Part of a data file
+---+

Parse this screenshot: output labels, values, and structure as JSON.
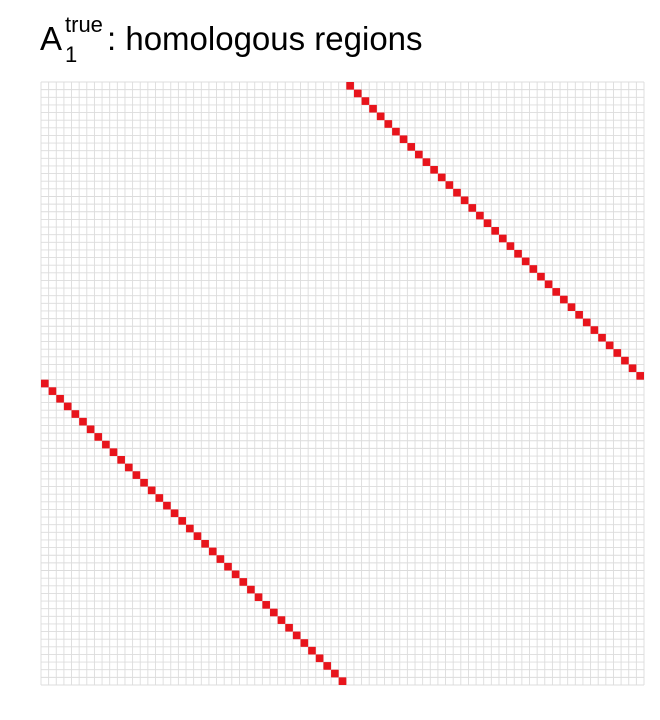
{
  "chart_data": {
    "type": "heatmap",
    "title": {
      "base": "A",
      "superscript": "true",
      "subscript": "1",
      "rest": ": homologous regions"
    },
    "xlabel": "",
    "ylabel": "",
    "rows": 79,
    "cols": 79,
    "grid": true,
    "colors": {
      "cell_off": "#ffffff",
      "grid_line": "#dcdcdc",
      "cell_on": "#e8141c"
    },
    "values_on": 1,
    "values_off": 0,
    "highlighted_diagonals": [
      {
        "name": "upper-diagonal",
        "start_row": 0,
        "start_col": 40,
        "length": 39
      },
      {
        "name": "lower-diagonal",
        "start_row": 39,
        "start_col": 0,
        "length": 40
      }
    ]
  }
}
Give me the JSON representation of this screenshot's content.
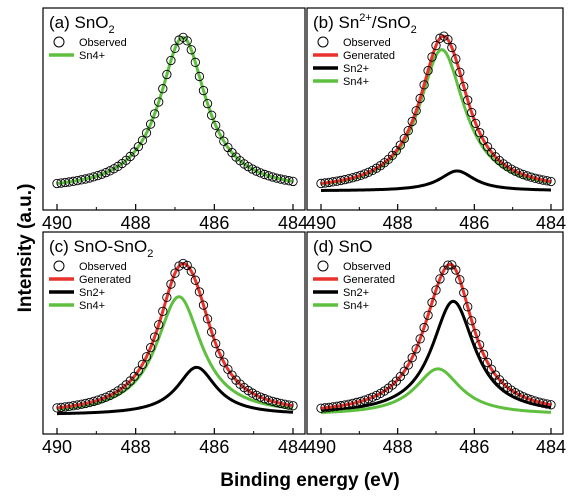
{
  "chart_data": {
    "type": "line",
    "xlabel": "Binding energy (eV)",
    "ylabel": "Intensity (a.u.)",
    "xlim": [
      490,
      484
    ],
    "xticks": [
      490,
      488,
      486,
      484
    ],
    "ylim": [
      0,
      1.12
    ],
    "colors": {
      "Observed": "#000000",
      "Generated": "#e8322c",
      "Sn2+": "#000000",
      "Sn4+": "#5fbf3f"
    },
    "panels": [
      {
        "title_prefix": "(a) SnO",
        "title_sub": "2",
        "title_sup": "",
        "title_suffix": "",
        "legend": [
          "Observed",
          "Sn4+"
        ],
        "components": [
          {
            "name": "Sn4+",
            "center": 486.8,
            "height": 1.0,
            "width": 0.72
          }
        ],
        "show_generated": false,
        "show_components": true
      },
      {
        "title_prefix": "(b) Sn",
        "title_sup": "2+",
        "title_mid": "/SnO",
        "title_sub": "2",
        "title_suffix": "",
        "legend": [
          "Observed",
          "Generated",
          "Sn2+",
          "Sn4+"
        ],
        "components": [
          {
            "name": "Sn2+",
            "center": 486.45,
            "height": 0.13,
            "width": 0.55
          },
          {
            "name": "Sn4+",
            "center": 486.85,
            "height": 0.92,
            "width": 0.72
          }
        ],
        "show_generated": true,
        "show_components": true
      },
      {
        "title_prefix": "(c) SnO-SnO",
        "title_sub": "2",
        "title_sup": "",
        "title_suffix": "",
        "legend": [
          "Observed",
          "Generated",
          "Sn2+",
          "Sn4+"
        ],
        "components": [
          {
            "name": "Sn2+",
            "center": 486.45,
            "height": 0.31,
            "width": 0.6
          },
          {
            "name": "Sn4+",
            "center": 486.9,
            "height": 0.77,
            "width": 0.7
          }
        ],
        "show_generated": true,
        "show_components": true
      },
      {
        "title_prefix": "(d) SnO",
        "title_sub": "",
        "title_sup": "",
        "title_suffix": "",
        "legend": [
          "Observed",
          "Generated",
          "Sn2+",
          "Sn4+"
        ],
        "components": [
          {
            "name": "Sn2+",
            "center": 486.55,
            "height": 0.74,
            "width": 0.68
          },
          {
            "name": "Sn4+",
            "center": 486.95,
            "height": 0.3,
            "width": 0.72
          }
        ],
        "show_generated": true,
        "show_components": true
      }
    ]
  }
}
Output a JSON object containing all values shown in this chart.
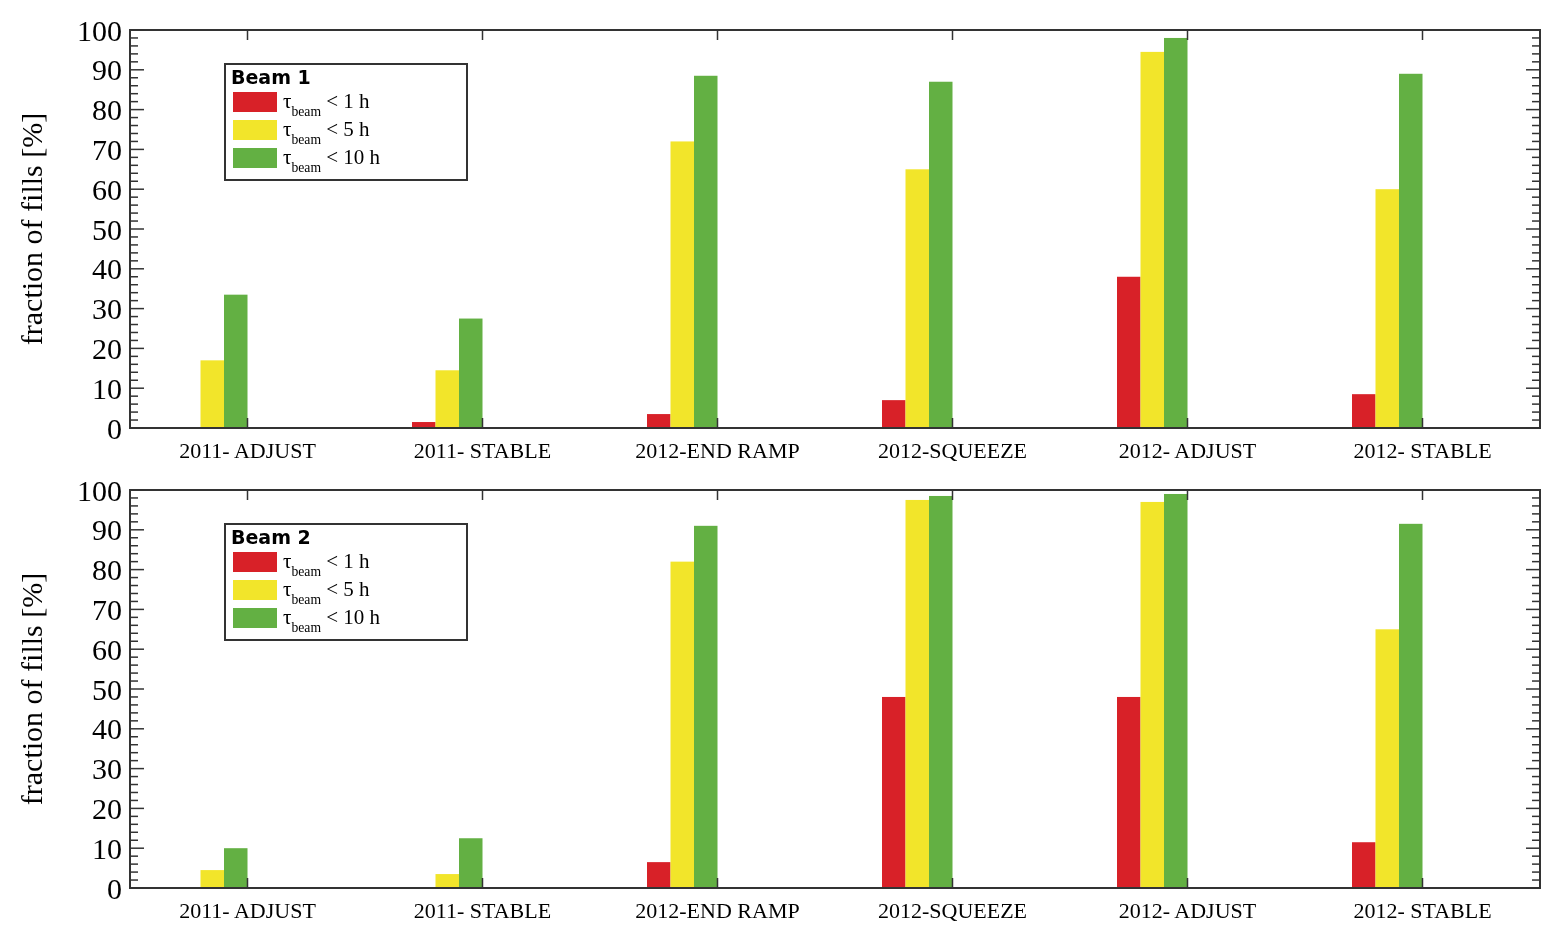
{
  "chart_data": [
    {
      "type": "bar",
      "legend_title": "Beam 1",
      "ylabel": "fraction of fills [%]",
      "categories": [
        "2011- ADJUST",
        "2011- STABLE",
        "2012-END RAMP",
        "2012-SQUEEZE",
        "2012- ADJUST",
        "2012- STABLE"
      ],
      "series": [
        {
          "name": "τ$_{beam}$ < 1 h",
          "color": "#d82128",
          "values": [
            0,
            1.5,
            3.5,
            7,
            38,
            8.5
          ]
        },
        {
          "name": "τ$_{beam}$ < 5 h",
          "color": "#f2e52a",
          "values": [
            17,
            14.5,
            72,
            65,
            94.5,
            60
          ]
        },
        {
          "name": "τ$_{beam}$ < 10 h",
          "color": "#63b043",
          "values": [
            33.5,
            27.5,
            88.5,
            87,
            98,
            89
          ]
        }
      ],
      "ylim": [
        0,
        100
      ],
      "yticks": [
        0,
        {
          "value": 2,
          "label": null
        },
        {
          "value": 4,
          "label": null
        },
        {
          "value": 6,
          "label": null
        },
        {
          "value": 8,
          "label": null
        },
        10,
        {
          "value": 12,
          "label": null
        },
        {
          "value": 14,
          "label": null
        },
        {
          "value": 16,
          "label": null
        },
        {
          "value": 18,
          "label": null
        },
        20,
        {
          "value": 22,
          "label": null
        },
        {
          "value": 24,
          "label": null
        },
        {
          "value": 26,
          "label": null
        },
        {
          "value": 28,
          "label": null
        },
        30,
        {
          "value": 32,
          "label": null
        },
        {
          "value": 34,
          "label": null
        },
        {
          "value": 36,
          "label": null
        },
        {
          "value": 38,
          "label": null
        },
        40,
        {
          "value": 42,
          "label": null
        },
        {
          "value": 44,
          "label": null
        },
        {
          "value": 46,
          "label": null
        },
        {
          "value": 48,
          "label": null
        },
        50,
        {
          "value": 52,
          "label": null
        },
        {
          "value": 54,
          "label": null
        },
        {
          "value": 56,
          "label": null
        },
        {
          "value": 58,
          "label": null
        },
        60,
        {
          "value": 62,
          "label": null
        },
        {
          "value": 64,
          "label": null
        },
        {
          "value": 66,
          "label": null
        },
        {
          "value": 68,
          "label": null
        },
        70,
        {
          "value": 72,
          "label": null
        },
        {
          "value": 74,
          "label": null
        },
        {
          "value": 76,
          "label": null
        },
        {
          "value": 78,
          "label": null
        },
        80,
        {
          "value": 82,
          "label": null
        },
        {
          "value": 84,
          "label": null
        },
        {
          "value": 86,
          "label": null
        },
        {
          "value": 88,
          "label": null
        },
        90,
        {
          "value": 92,
          "label": null
        },
        {
          "value": 94,
          "label": null
        },
        {
          "value": 96,
          "label": null
        },
        {
          "value": 98,
          "label": null
        },
        100
      ],
      "legend": "top left",
      "grid": false
    },
    {
      "type": "bar",
      "legend_title": "Beam 2",
      "ylabel": "fraction of fills [%]",
      "categories": [
        "2011- ADJUST",
        "2011- STABLE",
        "2012-END RAMP",
        "2012-SQUEEZE",
        "2012- ADJUST",
        "2012- STABLE"
      ],
      "series": [
        {
          "name": "τ$_{beam}$ < 1 h",
          "color": "#d82128",
          "values": [
            null,
            0,
            6.5,
            48,
            48,
            11.5
          ]
        },
        {
          "name": "τ$_{beam}$ < 5 h",
          "color": "#f2e52a",
          "values": [
            4.5,
            3.5,
            82,
            97.5,
            97,
            65
          ]
        },
        {
          "name": "τ$_{beam}$ < 10 h",
          "color": "#63b043",
          "values": [
            10,
            12.5,
            91,
            98.5,
            99,
            91.5
          ]
        }
      ],
      "ylim": [
        0,
        100
      ],
      "yticks": [
        0,
        {
          "value": 2,
          "label": null
        },
        {
          "value": 4,
          "label": null
        },
        {
          "value": 6,
          "label": null
        },
        {
          "value": 8,
          "label": null
        },
        10,
        {
          "value": 12,
          "label": null
        },
        {
          "value": 14,
          "label": null
        },
        {
          "value": 16,
          "label": null
        },
        {
          "value": 18,
          "label": null
        },
        20,
        {
          "value": 22,
          "label": null
        },
        {
          "value": 24,
          "label": null
        },
        {
          "value": 26,
          "label": null
        },
        {
          "value": 28,
          "label": null
        },
        30,
        {
          "value": 32,
          "label": null
        },
        {
          "value": 34,
          "label": null
        },
        {
          "value": 36,
          "label": null
        },
        {
          "value": 38,
          "label": null
        },
        40,
        {
          "value": 42,
          "label": null
        },
        {
          "value": 44,
          "label": null
        },
        {
          "value": 46,
          "label": null
        },
        {
          "value": 48,
          "label": null
        },
        50,
        {
          "value": 52,
          "label": null
        },
        {
          "value": 54,
          "label": null
        },
        {
          "value": 56,
          "label": null
        },
        {
          "value": 58,
          "label": null
        },
        60,
        {
          "value": 62,
          "label": null
        },
        {
          "value": 64,
          "label": null
        },
        {
          "value": 66,
          "label": null
        },
        {
          "value": 68,
          "label": null
        },
        70,
        {
          "value": 72,
          "label": null
        },
        {
          "value": 74,
          "label": null
        },
        {
          "value": 76,
          "label": null
        },
        {
          "value": 78,
          "label": null
        },
        80,
        {
          "value": 82,
          "label": null
        },
        {
          "value": 84,
          "label": null
        },
        {
          "value": 86,
          "label": null
        },
        {
          "value": 88,
          "label": null
        },
        90,
        {
          "value": 92,
          "label": null
        },
        {
          "value": 94,
          "label": null
        },
        {
          "value": 96,
          "label": null
        },
        {
          "value": 98,
          "label": null
        },
        100
      ],
      "legend": "top left",
      "grid": false
    }
  ]
}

+---+

Set exercise ▸ How many lines in these entries hold the string "screenshot"? Answer with the number alone.

Complete answer ▸ 2